▶ _Short task_
Transcribe the records below exactly.

[Collected data]
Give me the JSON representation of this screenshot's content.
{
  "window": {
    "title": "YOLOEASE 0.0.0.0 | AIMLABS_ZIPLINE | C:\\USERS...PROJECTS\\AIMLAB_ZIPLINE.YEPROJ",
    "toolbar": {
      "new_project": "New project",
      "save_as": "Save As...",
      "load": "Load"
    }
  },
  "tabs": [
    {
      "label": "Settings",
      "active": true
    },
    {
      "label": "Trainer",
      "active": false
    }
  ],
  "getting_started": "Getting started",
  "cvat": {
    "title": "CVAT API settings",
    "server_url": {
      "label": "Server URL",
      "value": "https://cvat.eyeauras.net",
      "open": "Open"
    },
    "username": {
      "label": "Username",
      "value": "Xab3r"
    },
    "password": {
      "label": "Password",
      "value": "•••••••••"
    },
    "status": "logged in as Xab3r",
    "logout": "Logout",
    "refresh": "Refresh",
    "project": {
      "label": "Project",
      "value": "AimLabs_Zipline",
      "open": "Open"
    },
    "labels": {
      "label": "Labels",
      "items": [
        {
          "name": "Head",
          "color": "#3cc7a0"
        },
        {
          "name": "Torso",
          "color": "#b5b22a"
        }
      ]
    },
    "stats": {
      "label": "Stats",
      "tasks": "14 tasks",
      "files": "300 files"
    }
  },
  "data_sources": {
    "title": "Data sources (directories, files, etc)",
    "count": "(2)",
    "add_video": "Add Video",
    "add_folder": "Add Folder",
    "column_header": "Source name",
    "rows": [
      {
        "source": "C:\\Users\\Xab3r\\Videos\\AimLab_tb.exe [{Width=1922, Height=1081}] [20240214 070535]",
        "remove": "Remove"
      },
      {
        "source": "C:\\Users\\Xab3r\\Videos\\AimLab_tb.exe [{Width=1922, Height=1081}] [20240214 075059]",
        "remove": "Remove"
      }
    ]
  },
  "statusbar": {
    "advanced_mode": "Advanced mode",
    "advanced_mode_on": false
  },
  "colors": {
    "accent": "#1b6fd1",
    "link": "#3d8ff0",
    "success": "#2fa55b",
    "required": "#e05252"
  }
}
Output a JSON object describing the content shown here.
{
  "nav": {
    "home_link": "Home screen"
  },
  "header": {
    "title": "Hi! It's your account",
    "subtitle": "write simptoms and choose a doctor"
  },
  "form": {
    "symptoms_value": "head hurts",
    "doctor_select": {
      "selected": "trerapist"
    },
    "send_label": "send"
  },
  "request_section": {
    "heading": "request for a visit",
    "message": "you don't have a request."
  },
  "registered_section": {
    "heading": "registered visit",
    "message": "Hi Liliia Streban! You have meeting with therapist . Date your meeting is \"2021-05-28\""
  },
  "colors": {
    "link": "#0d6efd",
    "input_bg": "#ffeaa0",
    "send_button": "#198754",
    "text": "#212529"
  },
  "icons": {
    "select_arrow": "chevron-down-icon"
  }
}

▶ _Solution for this task_
Give me the JSON representation of this screenshot's content.
{
  "window": {
    "title": "YOLOEASE 0.0.0.0 | AIMLABS_ZIPLINE | C:\\USERS...PROJECTS\\AIMLAB_ZIPLINE.YEPROJ",
    "toolbar": {
      "new_project": "New project",
      "save_as": "Save As...",
      "load": "Load"
    }
  },
  "tabs": [
    {
      "label": "Settings",
      "active": true
    },
    {
      "label": "Trainer",
      "active": false
    }
  ],
  "getting_started": "Getting started",
  "cvat": {
    "title": "CVAT API settings",
    "server_url": {
      "label": "Server URL",
      "value": "https://cvat.eyeauras.net",
      "open": "Open"
    },
    "username": {
      "label": "Username",
      "value": "Xab3r"
    },
    "password": {
      "label": "Password",
      "value": "•••••••••"
    },
    "status": "logged in as Xab3r",
    "logout": "Logout",
    "refresh": "Refresh",
    "project": {
      "label": "Project",
      "value": "AimLabs_Zipline",
      "open": "Open"
    },
    "labels": {
      "label": "Labels",
      "items": [
        {
          "name": "Head",
          "color": "#3cc7a0"
        },
        {
          "name": "Torso",
          "color": "#b5b22a"
        }
      ]
    },
    "stats": {
      "label": "Stats",
      "tasks": "14 tasks",
      "files": "300 files"
    }
  },
  "data_sources": {
    "title": "Data sources (directories, files, etc)",
    "count": "(2)",
    "add_video": "Add Video",
    "add_folder": "Add Folder",
    "column_header": "Source name",
    "rows": [
      {
        "source": "C:\\Users\\Xab3r\\Videos\\AimLab_tb.exe [{Width=1922, Height=1081}] [20240214 070535]",
        "remove": "Remove"
      },
      {
        "source": "C:\\Users\\Xab3r\\Videos\\AimLab_tb.exe [{Width=1922, Height=1081}] [20240214 075059]",
        "remove": "Remove"
      }
    ]
  },
  "statusbar": {
    "advanced_mode": "Advanced mode",
    "advanced_mode_on": false
  },
  "colors": {
    "accent": "#1b6fd1",
    "link": "#3d8ff0",
    "success": "#2fa55b",
    "required": "#e05252"
  }
}
Output a JSON object describing the content shown here.
{
  "nav": {
    "home_link": "Home screen"
  },
  "header": {
    "title": "Hi! It's your account",
    "subtitle": "write simptoms and choose a doctor"
  },
  "form": {
    "symptoms_value": "head hurts",
    "doctor_select": {
      "selected": "trerapist"
    },
    "send_label": "send"
  },
  "request_section": {
    "heading": "request for a visit",
    "message": "you don't have a request."
  },
  "registered_section": {
    "heading": "registered visit",
    "message": "Hi Liliia Streban! You have meeting with therapist . Date your meeting is \"2021-05-28\""
  },
  "colors": {
    "link": "#0d6efd",
    "input_bg": "#ffeaa0",
    "send_button": "#198754",
    "text": "#212529"
  },
  "icons": {
    "select_arrow": "chevron-down-icon"
  }
}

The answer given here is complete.